EXERCISE INSTRUCTIONS.
Can you transcribe every entry word for word, skipping the images?

(begin)

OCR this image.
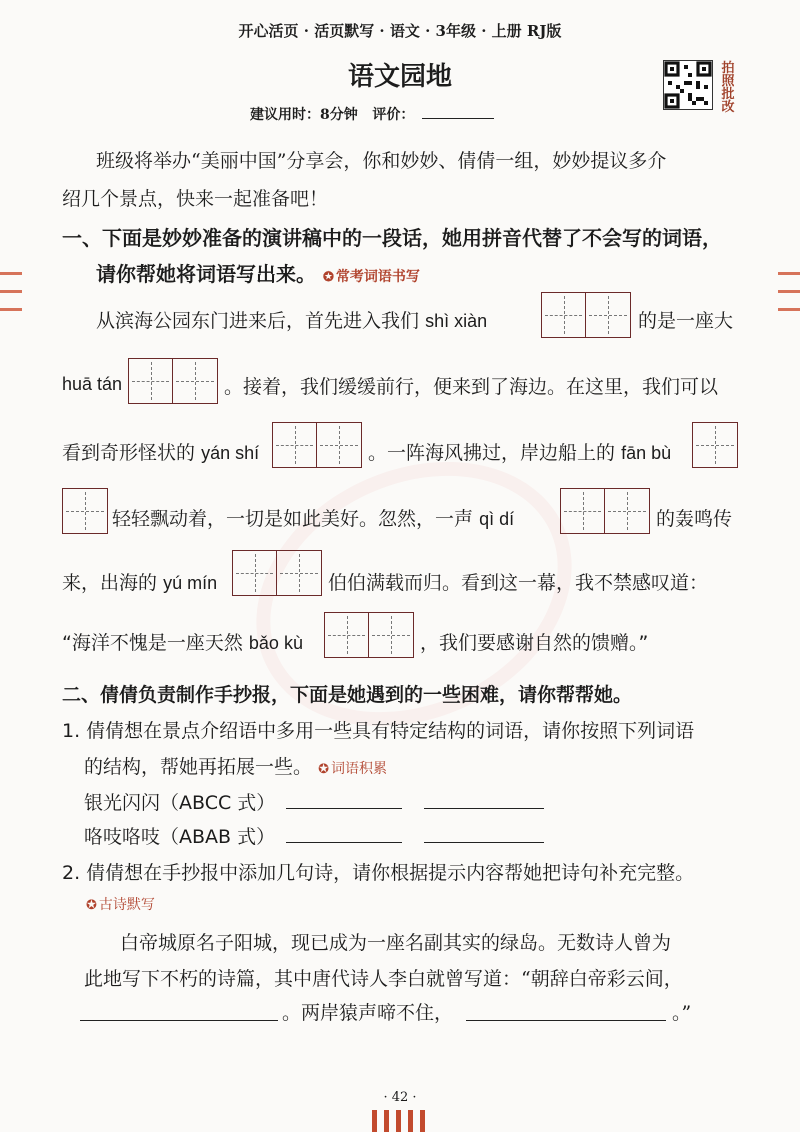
开心活页 · 活页默写 · 语文 · 3年级 · 上册 RJ版
语文园地
建议用时：8分钟 评价：
拍照批改
班级将举办“美丽中国”分享会，你和妙妙、倩倩一组，妙妙提议多介
绍几个景点，快来一起准备吧！
一、下面是妙妙准备的演讲稿中的一段话，她用拼音代替了不会写的词语，
请你帮她将词语写出来。 ✪ 常考词语书写
从滨海公园东门进来后，首先进入我们 shì xiàn	的是一座大
huā tán	。接着，我们缓缓前行，便来到了海边。在这里，我们可以
看到奇形怪状的 yán shí	。一阵海风拂过，岸边船上的 fān bù
轻轻飘动着，一切是如此美好。忽然，一声 qì dí	的轰鸣传
来，出海的 yú mín	伯伯满载而归。看到这一幕，我不禁感叹道：
“海洋不愧是一座天然 bǎo kù	，我们要感谢自然的馈赠。”
二、倩倩负责制作手抄报，下面是她遇到的一些困难，请你帮帮她。
1. 倩倩想在景点介绍语中多用一些具有特定结构的词语，请你按照下列词语
的结构，帮她再拓展一些。 ✪ 词语积累
银光闪闪（ABCC 式）
咯吱咯吱（ABAB 式）
2. 倩倩想在手抄报中添加几句诗，请你根据提示内容帮她把诗句补充完整。
✪ 古诗默写
白帝城原名子阳城，现已成为一座名副其实的绿岛。无数诗人曾为
此地写下不朽的诗篇，其中唐代诗人李白就曾写道：“朝辞白帝彩云间，
。两岸猿声啼不住，	。”
· 42 ·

(end)

TASK OUTPUT.
OCR this image.
开心活页 · 活页默写 · 语文 · 3年级 · 上册 RJ版
语文园地
建议用时：8分钟 评价：
拍照批改
班级将举办“美丽中国”分享会，你和妙妙、倩倩一组，妙妙提议多介
绍几个景点，快来一起准备吧！
一、下面是妙妙准备的演讲稿中的一段话，她用拼音代替了不会写的词语，
请你帮她将词语写出来。 ✪ 常考词语书写
从滨海公园东门进来后，首先进入我们 shì xiàn	的是一座大
huā tán	。接着，我们缓缓前行，便来到了海边。在这里，我们可以
看到奇形怪状的 yán shí	。一阵海风拂过，岸边船上的 fān bù
轻轻飘动着，一切是如此美好。忽然，一声 qì dí	的轰鸣传
来，出海的 yú mín	伯伯满载而归。看到这一幕，我不禁感叹道：
“海洋不愧是一座天然 bǎo kù	，我们要感谢自然的馈赠。”
二、倩倩负责制作手抄报，下面是她遇到的一些困难，请你帮帮她。
1. 倩倩想在景点介绍语中多用一些具有特定结构的词语，请你按照下列词语
的结构，帮她再拓展一些。 ✪ 词语积累
银光闪闪（ABCC 式）
咯吱咯吱（ABAB 式）
2. 倩倩想在手抄报中添加几句诗，请你根据提示内容帮她把诗句补充完整。
✪ 古诗默写
白帝城原名子阳城，现已成为一座名副其实的绿岛。无数诗人曾为
此地写下不朽的诗篇，其中唐代诗人李白就曾写道：“朝辞白帝彩云间，
。两岸猿声啼不住，	。”
· 42 ·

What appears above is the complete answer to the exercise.